= Required task =
Extract the text of each entry below exactly, leaving every image behind.

= Input data =

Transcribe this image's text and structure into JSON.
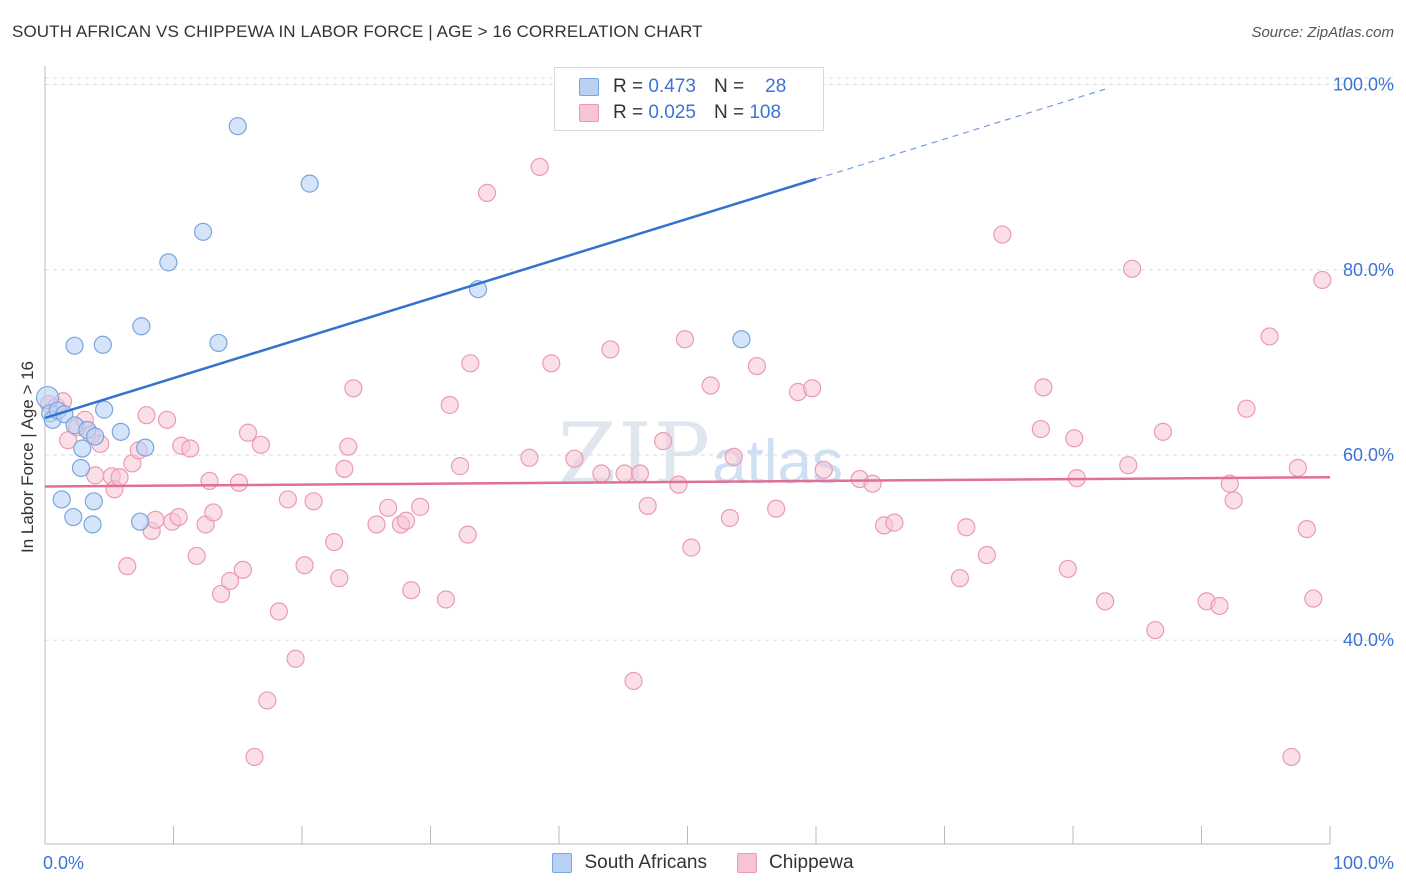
{
  "title": "SOUTH AFRICAN VS CHIPPEWA IN LABOR FORCE | AGE > 16 CORRELATION CHART",
  "source": "Source: ZipAtlas.com",
  "watermark": {
    "zip": "ZIP",
    "atlas": "atlas"
  },
  "legend": {
    "rows": [
      {
        "r_label": "R =",
        "r_value": "0.473",
        "n_label": "N =",
        "n_value": "28"
      },
      {
        "r_label": "R =",
        "r_value": "0.025",
        "n_label": "N =",
        "n_value": "108"
      }
    ],
    "bottom": [
      "South Africans",
      "Chippewa"
    ]
  },
  "colors": {
    "blue_fill": "#b9d2f3",
    "blue_stroke": "#7aa5e0",
    "blue_line": "#3472d0",
    "pink_fill": "#f7c4d4",
    "pink_stroke": "#ec9ab3",
    "pink_line": "#e0709a",
    "grid": "#dddddd",
    "tick_label": "#3b73d6"
  },
  "chart_data": {
    "type": "scatter",
    "title": "SOUTH AFRICAN VS CHIPPEWA IN LABOR FORCE | AGE > 16 CORRELATION CHART",
    "xlabel": "",
    "ylabel": "In Labor Force | Age > 16",
    "xlim": [
      0,
      100
    ],
    "ylim": [
      18,
      102
    ],
    "x_tick_labels": [
      "0.0%",
      "100.0%"
    ],
    "y_tick_labels": [
      "40.0%",
      "60.0%",
      "80.0%",
      "100.0%"
    ],
    "y_ticks": [
      40,
      60,
      80,
      100
    ],
    "grid": true,
    "legend_position": "top-center",
    "series": [
      {
        "name": "South Africans",
        "r": 0.473,
        "n": 28,
        "points": [
          [
            0.2,
            66.2
          ],
          [
            0.4,
            64.5
          ],
          [
            0.6,
            63.8
          ],
          [
            1.0,
            64.8
          ],
          [
            1.5,
            64.4
          ],
          [
            1.3,
            55.2
          ],
          [
            2.2,
            53.3
          ],
          [
            2.3,
            71.8
          ],
          [
            2.3,
            63.2
          ],
          [
            2.8,
            58.6
          ],
          [
            2.9,
            60.7
          ],
          [
            3.3,
            62.7
          ],
          [
            3.7,
            52.5
          ],
          [
            3.8,
            55.0
          ],
          [
            3.9,
            62.0
          ],
          [
            4.5,
            71.9
          ],
          [
            4.6,
            64.9
          ],
          [
            5.9,
            62.5
          ],
          [
            7.4,
            52.8
          ],
          [
            7.5,
            73.9
          ],
          [
            7.8,
            60.8
          ],
          [
            9.6,
            80.8
          ],
          [
            12.3,
            84.1
          ],
          [
            13.5,
            72.1
          ],
          [
            15.0,
            95.5
          ],
          [
            20.6,
            89.3
          ],
          [
            33.7,
            77.9
          ],
          [
            54.2,
            72.5
          ]
        ],
        "trend": {
          "x_start": 0.0,
          "y_start": 64.0,
          "x_end": 60.0,
          "y_end": 89.8,
          "x_dash_end": 82.5,
          "y_dash_end": 99.5
        }
      },
      {
        "name": "Chippewa",
        "r": 0.025,
        "n": 108,
        "points": [
          [
            0.3,
            65.5
          ],
          [
            0.9,
            65.2
          ],
          [
            1.4,
            65.8
          ],
          [
            1.8,
            61.6
          ],
          [
            2.5,
            63.0
          ],
          [
            3.1,
            63.8
          ],
          [
            3.6,
            62.2
          ],
          [
            3.9,
            57.8
          ],
          [
            4.3,
            61.2
          ],
          [
            5.2,
            57.7
          ],
          [
            5.4,
            56.3
          ],
          [
            5.8,
            57.6
          ],
          [
            6.4,
            48.0
          ],
          [
            6.8,
            59.1
          ],
          [
            7.3,
            60.5
          ],
          [
            7.9,
            64.3
          ],
          [
            8.3,
            51.8
          ],
          [
            8.6,
            53.0
          ],
          [
            9.5,
            63.8
          ],
          [
            9.9,
            52.8
          ],
          [
            10.4,
            53.3
          ],
          [
            10.6,
            61.0
          ],
          [
            11.3,
            60.7
          ],
          [
            11.8,
            49.1
          ],
          [
            12.5,
            52.5
          ],
          [
            12.8,
            57.2
          ],
          [
            13.1,
            53.8
          ],
          [
            13.7,
            45.0
          ],
          [
            14.4,
            46.4
          ],
          [
            15.1,
            57.0
          ],
          [
            15.4,
            47.6
          ],
          [
            15.8,
            62.4
          ],
          [
            16.3,
            27.4
          ],
          [
            16.8,
            61.1
          ],
          [
            17.3,
            33.5
          ],
          [
            18.2,
            43.1
          ],
          [
            18.9,
            55.2
          ],
          [
            19.5,
            38.0
          ],
          [
            20.2,
            48.1
          ],
          [
            20.9,
            55.0
          ],
          [
            22.5,
            50.6
          ],
          [
            22.9,
            46.7
          ],
          [
            23.3,
            58.5
          ],
          [
            23.6,
            60.9
          ],
          [
            24.0,
            67.2
          ],
          [
            25.8,
            52.5
          ],
          [
            26.7,
            54.3
          ],
          [
            27.7,
            52.5
          ],
          [
            28.1,
            52.9
          ],
          [
            28.5,
            45.4
          ],
          [
            29.2,
            54.4
          ],
          [
            31.2,
            44.4
          ],
          [
            31.5,
            65.4
          ],
          [
            32.3,
            58.8
          ],
          [
            32.9,
            51.4
          ],
          [
            33.1,
            69.9
          ],
          [
            34.4,
            88.3
          ],
          [
            37.7,
            59.7
          ],
          [
            38.5,
            91.1
          ],
          [
            39.4,
            69.9
          ],
          [
            41.2,
            59.6
          ],
          [
            43.3,
            58.0
          ],
          [
            44.0,
            71.4
          ],
          [
            45.1,
            58.0
          ],
          [
            45.8,
            35.6
          ],
          [
            46.3,
            58.0
          ],
          [
            46.9,
            54.5
          ],
          [
            48.1,
            61.5
          ],
          [
            49.3,
            56.8
          ],
          [
            49.8,
            72.5
          ],
          [
            50.3,
            50.0
          ],
          [
            51.8,
            67.5
          ],
          [
            53.3,
            53.2
          ],
          [
            53.6,
            59.8
          ],
          [
            55.4,
            69.6
          ],
          [
            56.9,
            54.2
          ],
          [
            58.6,
            66.8
          ],
          [
            59.7,
            67.2
          ],
          [
            60.6,
            58.4
          ],
          [
            63.4,
            57.4
          ],
          [
            64.4,
            56.9
          ],
          [
            65.3,
            52.4
          ],
          [
            66.1,
            52.7
          ],
          [
            71.2,
            46.7
          ],
          [
            71.7,
            52.2
          ],
          [
            73.3,
            49.2
          ],
          [
            74.5,
            83.8
          ],
          [
            77.5,
            62.8
          ],
          [
            77.7,
            67.3
          ],
          [
            79.6,
            47.7
          ],
          [
            80.1,
            61.8
          ],
          [
            80.3,
            57.5
          ],
          [
            82.5,
            44.2
          ],
          [
            84.3,
            58.9
          ],
          [
            84.6,
            80.1
          ],
          [
            86.4,
            41.1
          ],
          [
            87.0,
            62.5
          ],
          [
            90.4,
            44.2
          ],
          [
            91.4,
            43.7
          ],
          [
            92.2,
            56.9
          ],
          [
            92.5,
            55.1
          ],
          [
            93.5,
            65.0
          ],
          [
            95.3,
            72.8
          ],
          [
            97.0,
            27.4
          ],
          [
            97.5,
            58.6
          ],
          [
            98.2,
            52.0
          ],
          [
            98.7,
            44.5
          ],
          [
            99.4,
            78.9
          ]
        ],
        "trend": {
          "x_start": 0.0,
          "y_start": 56.6,
          "x_end": 100.0,
          "y_end": 57.6
        }
      }
    ]
  }
}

= Exercise result =
Transcribe this image's text and structure into JSON.
{
  "title": "SOUTH AFRICAN VS CHIPPEWA IN LABOR FORCE | AGE > 16 CORRELATION CHART",
  "source": "Source: ZipAtlas.com",
  "watermark": {
    "zip": "ZIP",
    "atlas": "atlas"
  },
  "legend": {
    "rows": [
      {
        "r_label": "R =",
        "r_value": "0.473",
        "n_label": "N =",
        "n_value": "28"
      },
      {
        "r_label": "R =",
        "r_value": "0.025",
        "n_label": "N =",
        "n_value": "108"
      }
    ],
    "bottom": [
      "South Africans",
      "Chippewa"
    ]
  },
  "colors": {
    "blue_fill": "#b9d2f3",
    "blue_stroke": "#7aa5e0",
    "blue_line": "#3472d0",
    "pink_fill": "#f7c4d4",
    "pink_stroke": "#ec9ab3",
    "pink_line": "#e0709a",
    "grid": "#dddddd",
    "tick_label": "#3b73d6"
  },
  "chart_data": {
    "type": "scatter",
    "title": "SOUTH AFRICAN VS CHIPPEWA IN LABOR FORCE | AGE > 16 CORRELATION CHART",
    "xlabel": "",
    "ylabel": "In Labor Force | Age > 16",
    "xlim": [
      0,
      100
    ],
    "ylim": [
      18,
      102
    ],
    "x_tick_labels": [
      "0.0%",
      "100.0%"
    ],
    "y_tick_labels": [
      "40.0%",
      "60.0%",
      "80.0%",
      "100.0%"
    ],
    "y_ticks": [
      40,
      60,
      80,
      100
    ],
    "grid": true,
    "legend_position": "top-center",
    "series": [
      {
        "name": "South Africans",
        "r": 0.473,
        "n": 28,
        "points": [
          [
            0.2,
            66.2
          ],
          [
            0.4,
            64.5
          ],
          [
            0.6,
            63.8
          ],
          [
            1.0,
            64.8
          ],
          [
            1.5,
            64.4
          ],
          [
            1.3,
            55.2
          ],
          [
            2.2,
            53.3
          ],
          [
            2.3,
            71.8
          ],
          [
            2.3,
            63.2
          ],
          [
            2.8,
            58.6
          ],
          [
            2.9,
            60.7
          ],
          [
            3.3,
            62.7
          ],
          [
            3.7,
            52.5
          ],
          [
            3.8,
            55.0
          ],
          [
            3.9,
            62.0
          ],
          [
            4.5,
            71.9
          ],
          [
            4.6,
            64.9
          ],
          [
            5.9,
            62.5
          ],
          [
            7.4,
            52.8
          ],
          [
            7.5,
            73.9
          ],
          [
            7.8,
            60.8
          ],
          [
            9.6,
            80.8
          ],
          [
            12.3,
            84.1
          ],
          [
            13.5,
            72.1
          ],
          [
            15.0,
            95.5
          ],
          [
            20.6,
            89.3
          ],
          [
            33.7,
            77.9
          ],
          [
            54.2,
            72.5
          ]
        ],
        "trend": {
          "x_start": 0.0,
          "y_start": 64.0,
          "x_end": 60.0,
          "y_end": 89.8,
          "x_dash_end": 82.5,
          "y_dash_end": 99.5
        }
      },
      {
        "name": "Chippewa",
        "r": 0.025,
        "n": 108,
        "points": [
          [
            0.3,
            65.5
          ],
          [
            0.9,
            65.2
          ],
          [
            1.4,
            65.8
          ],
          [
            1.8,
            61.6
          ],
          [
            2.5,
            63.0
          ],
          [
            3.1,
            63.8
          ],
          [
            3.6,
            62.2
          ],
          [
            3.9,
            57.8
          ],
          [
            4.3,
            61.2
          ],
          [
            5.2,
            57.7
          ],
          [
            5.4,
            56.3
          ],
          [
            5.8,
            57.6
          ],
          [
            6.4,
            48.0
          ],
          [
            6.8,
            59.1
          ],
          [
            7.3,
            60.5
          ],
          [
            7.9,
            64.3
          ],
          [
            8.3,
            51.8
          ],
          [
            8.6,
            53.0
          ],
          [
            9.5,
            63.8
          ],
          [
            9.9,
            52.8
          ],
          [
            10.4,
            53.3
          ],
          [
            10.6,
            61.0
          ],
          [
            11.3,
            60.7
          ],
          [
            11.8,
            49.1
          ],
          [
            12.5,
            52.5
          ],
          [
            12.8,
            57.2
          ],
          [
            13.1,
            53.8
          ],
          [
            13.7,
            45.0
          ],
          [
            14.4,
            46.4
          ],
          [
            15.1,
            57.0
          ],
          [
            15.4,
            47.6
          ],
          [
            15.8,
            62.4
          ],
          [
            16.3,
            27.4
          ],
          [
            16.8,
            61.1
          ],
          [
            17.3,
            33.5
          ],
          [
            18.2,
            43.1
          ],
          [
            18.9,
            55.2
          ],
          [
            19.5,
            38.0
          ],
          [
            20.2,
            48.1
          ],
          [
            20.9,
            55.0
          ],
          [
            22.5,
            50.6
          ],
          [
            22.9,
            46.7
          ],
          [
            23.3,
            58.5
          ],
          [
            23.6,
            60.9
          ],
          [
            24.0,
            67.2
          ],
          [
            25.8,
            52.5
          ],
          [
            26.7,
            54.3
          ],
          [
            27.7,
            52.5
          ],
          [
            28.1,
            52.9
          ],
          [
            28.5,
            45.4
          ],
          [
            29.2,
            54.4
          ],
          [
            31.2,
            44.4
          ],
          [
            31.5,
            65.4
          ],
          [
            32.3,
            58.8
          ],
          [
            32.9,
            51.4
          ],
          [
            33.1,
            69.9
          ],
          [
            34.4,
            88.3
          ],
          [
            37.7,
            59.7
          ],
          [
            38.5,
            91.1
          ],
          [
            39.4,
            69.9
          ],
          [
            41.2,
            59.6
          ],
          [
            43.3,
            58.0
          ],
          [
            44.0,
            71.4
          ],
          [
            45.1,
            58.0
          ],
          [
            45.8,
            35.6
          ],
          [
            46.3,
            58.0
          ],
          [
            46.9,
            54.5
          ],
          [
            48.1,
            61.5
          ],
          [
            49.3,
            56.8
          ],
          [
            49.8,
            72.5
          ],
          [
            50.3,
            50.0
          ],
          [
            51.8,
            67.5
          ],
          [
            53.3,
            53.2
          ],
          [
            53.6,
            59.8
          ],
          [
            55.4,
            69.6
          ],
          [
            56.9,
            54.2
          ],
          [
            58.6,
            66.8
          ],
          [
            59.7,
            67.2
          ],
          [
            60.6,
            58.4
          ],
          [
            63.4,
            57.4
          ],
          [
            64.4,
            56.9
          ],
          [
            65.3,
            52.4
          ],
          [
            66.1,
            52.7
          ],
          [
            71.2,
            46.7
          ],
          [
            71.7,
            52.2
          ],
          [
            73.3,
            49.2
          ],
          [
            74.5,
            83.8
          ],
          [
            77.5,
            62.8
          ],
          [
            77.7,
            67.3
          ],
          [
            79.6,
            47.7
          ],
          [
            80.1,
            61.8
          ],
          [
            80.3,
            57.5
          ],
          [
            82.5,
            44.2
          ],
          [
            84.3,
            58.9
          ],
          [
            84.6,
            80.1
          ],
          [
            86.4,
            41.1
          ],
          [
            87.0,
            62.5
          ],
          [
            90.4,
            44.2
          ],
          [
            91.4,
            43.7
          ],
          [
            92.2,
            56.9
          ],
          [
            92.5,
            55.1
          ],
          [
            93.5,
            65.0
          ],
          [
            95.3,
            72.8
          ],
          [
            97.0,
            27.4
          ],
          [
            97.5,
            58.6
          ],
          [
            98.2,
            52.0
          ],
          [
            98.7,
            44.5
          ],
          [
            99.4,
            78.9
          ]
        ],
        "trend": {
          "x_start": 0.0,
          "y_start": 56.6,
          "x_end": 100.0,
          "y_end": 57.6
        }
      }
    ]
  }
}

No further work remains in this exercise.